What is needed:
Check every line of the entries for "arrow", and copy the lines that hold it.
+++ Material for the task
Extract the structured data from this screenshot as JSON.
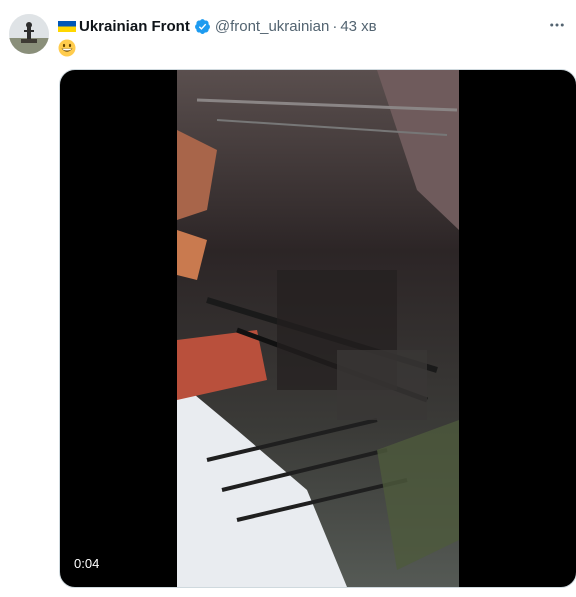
{
  "author": {
    "name": "Ukrainian Front",
    "handle": "@front_ukrainian",
    "separator": "·",
    "time": "43 хв",
    "avatar_icon": "avatar-image",
    "flag_icon": "ukraine-flag-icon",
    "verified_icon": "verified-badge-icon"
  },
  "tweet": {
    "text": "😁",
    "emoji_icon": "grinning-face-emoji-icon"
  },
  "video": {
    "duration": "0:04"
  },
  "colors": {
    "verified_blue": "#1d9bf0",
    "flag_blue": "#0057b7",
    "flag_yellow": "#ffd700",
    "secondary_text": "#536471"
  }
}
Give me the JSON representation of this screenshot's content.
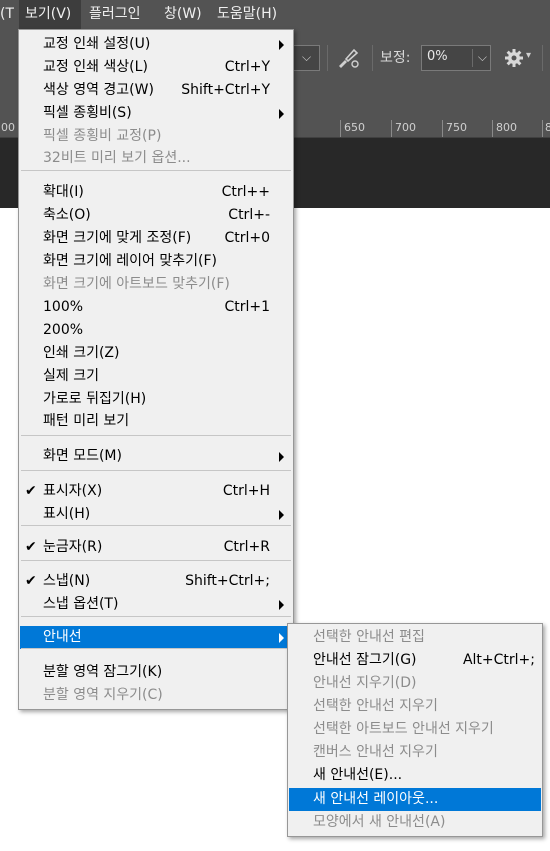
{
  "menubar": {
    "prev_tail": "T)",
    "view": "보기(V)",
    "plugin": "플러그인",
    "window": "창(W)",
    "help": "도움말(H)"
  },
  "options_bar": {
    "smoothing_label": "보정:",
    "smoothing_value": "0%"
  },
  "ruler": {
    "ticks": [
      "00",
      "650",
      "700",
      "750",
      "800",
      "8"
    ]
  },
  "main_menu": {
    "items": [
      {
        "label": "교정 인쇄 설정(U)",
        "shortcut": "",
        "submenu": true,
        "disabled": false,
        "checked": false
      },
      {
        "label": "교정 인쇄 색상(L)",
        "shortcut": "Ctrl+Y",
        "submenu": false,
        "disabled": false,
        "checked": false
      },
      {
        "label": "색상 영역 경고(W)",
        "shortcut": "Shift+Ctrl+Y",
        "submenu": false,
        "disabled": false,
        "checked": false
      },
      {
        "label": "픽셀 종횡비(S)",
        "shortcut": "",
        "submenu": true,
        "disabled": false,
        "checked": false
      },
      {
        "label": "픽셀 종횡비 교정(P)",
        "shortcut": "",
        "submenu": false,
        "disabled": true,
        "checked": false
      },
      {
        "label": "32비트 미리 보기 옵션...",
        "shortcut": "",
        "submenu": false,
        "disabled": true,
        "checked": false
      },
      {
        "label": "확대(I)",
        "shortcut": "Ctrl++",
        "submenu": false,
        "disabled": false,
        "checked": false
      },
      {
        "label": "축소(O)",
        "shortcut": "Ctrl+-",
        "submenu": false,
        "disabled": false,
        "checked": false
      },
      {
        "label": "화면 크기에 맞게 조정(F)",
        "shortcut": "Ctrl+0",
        "submenu": false,
        "disabled": false,
        "checked": false
      },
      {
        "label": "화면 크기에 레이어 맞추기(F)",
        "shortcut": "",
        "submenu": false,
        "disabled": false,
        "checked": false
      },
      {
        "label": "화면 크기에 아트보드 맞추기(F)",
        "shortcut": "",
        "submenu": false,
        "disabled": true,
        "checked": false
      },
      {
        "label": "100%",
        "shortcut": "Ctrl+1",
        "submenu": false,
        "disabled": false,
        "checked": false
      },
      {
        "label": "200%",
        "shortcut": "",
        "submenu": false,
        "disabled": false,
        "checked": false
      },
      {
        "label": "인쇄 크기(Z)",
        "shortcut": "",
        "submenu": false,
        "disabled": false,
        "checked": false
      },
      {
        "label": "실제 크기",
        "shortcut": "",
        "submenu": false,
        "disabled": false,
        "checked": false
      },
      {
        "label": "가로로 뒤집기(H)",
        "shortcut": "",
        "submenu": false,
        "disabled": false,
        "checked": false
      },
      {
        "label": "패턴 미리 보기",
        "shortcut": "",
        "submenu": false,
        "disabled": false,
        "checked": false
      },
      {
        "label": "화면 모드(M)",
        "shortcut": "",
        "submenu": true,
        "disabled": false,
        "checked": false
      },
      {
        "label": "표시자(X)",
        "shortcut": "Ctrl+H",
        "submenu": false,
        "disabled": false,
        "checked": true
      },
      {
        "label": "표시(H)",
        "shortcut": "",
        "submenu": true,
        "disabled": false,
        "checked": false
      },
      {
        "label": "눈금자(R)",
        "shortcut": "Ctrl+R",
        "submenu": false,
        "disabled": false,
        "checked": true
      },
      {
        "label": "스냅(N)",
        "shortcut": "Shift+Ctrl+;",
        "submenu": false,
        "disabled": false,
        "checked": true
      },
      {
        "label": "스냅 옵션(T)",
        "shortcut": "",
        "submenu": true,
        "disabled": false,
        "checked": false
      },
      {
        "label": "안내선",
        "shortcut": "",
        "submenu": true,
        "disabled": false,
        "checked": false,
        "highlighted": true
      },
      {
        "label": "분할 영역 잠그기(K)",
        "shortcut": "",
        "submenu": false,
        "disabled": false,
        "checked": false
      },
      {
        "label": "분할 영역 지우기(C)",
        "shortcut": "",
        "submenu": false,
        "disabled": true,
        "checked": false
      }
    ]
  },
  "guides_submenu": {
    "items": [
      {
        "label": "선택한 안내선 편집",
        "shortcut": "",
        "disabled": true
      },
      {
        "label": "안내선 잠그기(G)",
        "shortcut": "Alt+Ctrl+;",
        "disabled": false
      },
      {
        "label": "안내선 지우기(D)",
        "shortcut": "",
        "disabled": true
      },
      {
        "label": "선택한 안내선 지우기",
        "shortcut": "",
        "disabled": true
      },
      {
        "label": "선택한 아트보드 안내선 지우기",
        "shortcut": "",
        "disabled": true
      },
      {
        "label": "캔버스 안내선 지우기",
        "shortcut": "",
        "disabled": true
      },
      {
        "label": "새 안내선(E)...",
        "shortcut": "",
        "disabled": false
      },
      {
        "label": "새 안내선 레이아웃...",
        "shortcut": "",
        "disabled": false,
        "highlighted": true
      },
      {
        "label": "모양에서 새 안내선(A)",
        "shortcut": "",
        "disabled": true
      }
    ]
  },
  "check_glyph": "✔"
}
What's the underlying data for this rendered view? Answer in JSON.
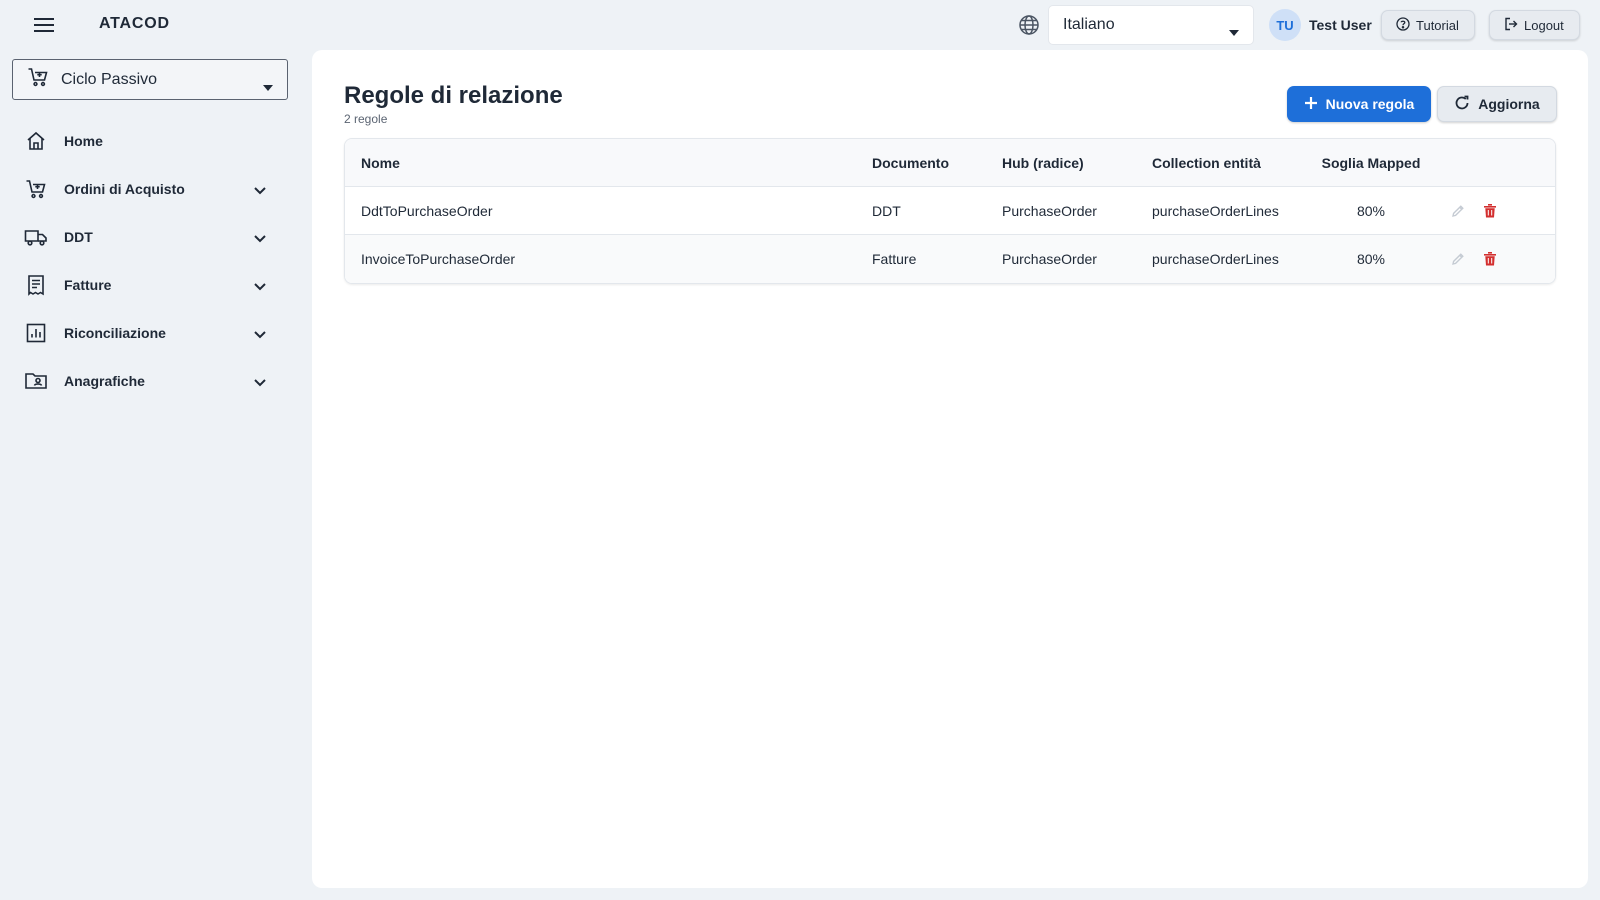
{
  "app": {
    "brand": "ATACOD"
  },
  "header": {
    "language": "Italiano",
    "user_initials": "TU",
    "user_name": "Test User",
    "tutorial_label": "Tutorial",
    "logout_label": "Logout"
  },
  "sidebar": {
    "cycle_select": "Ciclo Passivo",
    "items": [
      {
        "label": "Home",
        "icon": "home-icon",
        "expandable": false
      },
      {
        "label": "Ordini di Acquisto",
        "icon": "cart-icon",
        "expandable": true
      },
      {
        "label": "DDT",
        "icon": "truck-icon",
        "expandable": true
      },
      {
        "label": "Fatture",
        "icon": "receipt-icon",
        "expandable": true
      },
      {
        "label": "Riconciliazione",
        "icon": "chart-icon",
        "expandable": true
      },
      {
        "label": "Anagrafiche",
        "icon": "folder-user-icon",
        "expandable": true
      }
    ]
  },
  "main": {
    "title": "Regole di relazione",
    "subtitle": "2 regole",
    "new_rule_label": "Nuova regola",
    "refresh_label": "Aggiorna",
    "table": {
      "columns": [
        "Nome",
        "Documento",
        "Hub (radice)",
        "Collection entità",
        "Soglia Mapped"
      ],
      "rows": [
        [
          "DdtToPurchaseOrder",
          "DDT",
          "PurchaseOrder",
          "purchaseOrderLines",
          "80%"
        ],
        [
          "InvoiceToPurchaseOrder",
          "Fatture",
          "PurchaseOrder",
          "purchaseOrderLines",
          "80%"
        ]
      ]
    }
  },
  "colors": {
    "accent": "#1e6fd9",
    "danger": "#d32f2f",
    "background": "#eef2f6",
    "surface": "#ffffff"
  }
}
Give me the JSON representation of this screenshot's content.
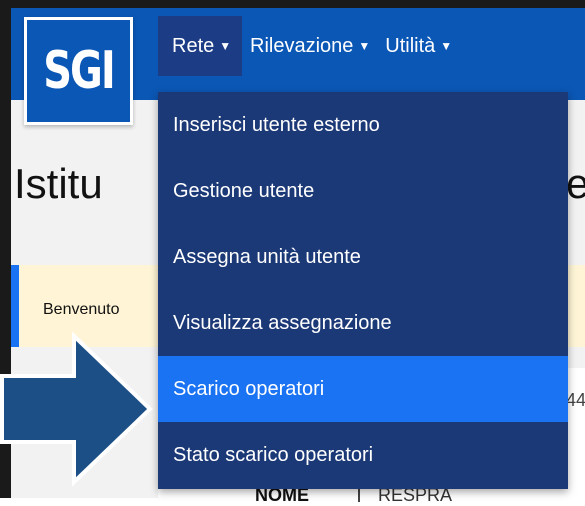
{
  "app": {
    "logo": "SGI"
  },
  "nav": {
    "items": [
      {
        "label": "Rete",
        "caret": "▼"
      },
      {
        "label": "Rilevazione",
        "caret": "▼"
      },
      {
        "label": "Utilità",
        "caret": "▼"
      }
    ]
  },
  "dropdown": {
    "items": [
      {
        "label": "Inserisci utente esterno"
      },
      {
        "label": "Gestione utente"
      },
      {
        "label": "Assegna unità utente"
      },
      {
        "label": "Visualizza assegnazione"
      },
      {
        "label": "Scarico operatori"
      },
      {
        "label": "Stato scarico operatori"
      }
    ],
    "highlighted_index": 4
  },
  "page": {
    "title_visible": "Istitu",
    "title_tail": "e"
  },
  "welcome": {
    "text": "Benvenuto"
  },
  "table": {
    "header": "NOME",
    "value": "RESPRA",
    "side_fragment": "44"
  },
  "colors": {
    "topbar": "#0b57b5",
    "dropdown": "#1c3977",
    "highlight": "#1a73f2",
    "arrow": "#1b4f86",
    "welcome_bg": "#fff5d6"
  },
  "annotations": {
    "arrow": "pointer-arrow-icon"
  }
}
++++++
Full output:
    "arrow": "#1b4f86",
    "arrow": "pointer-arrow-icon"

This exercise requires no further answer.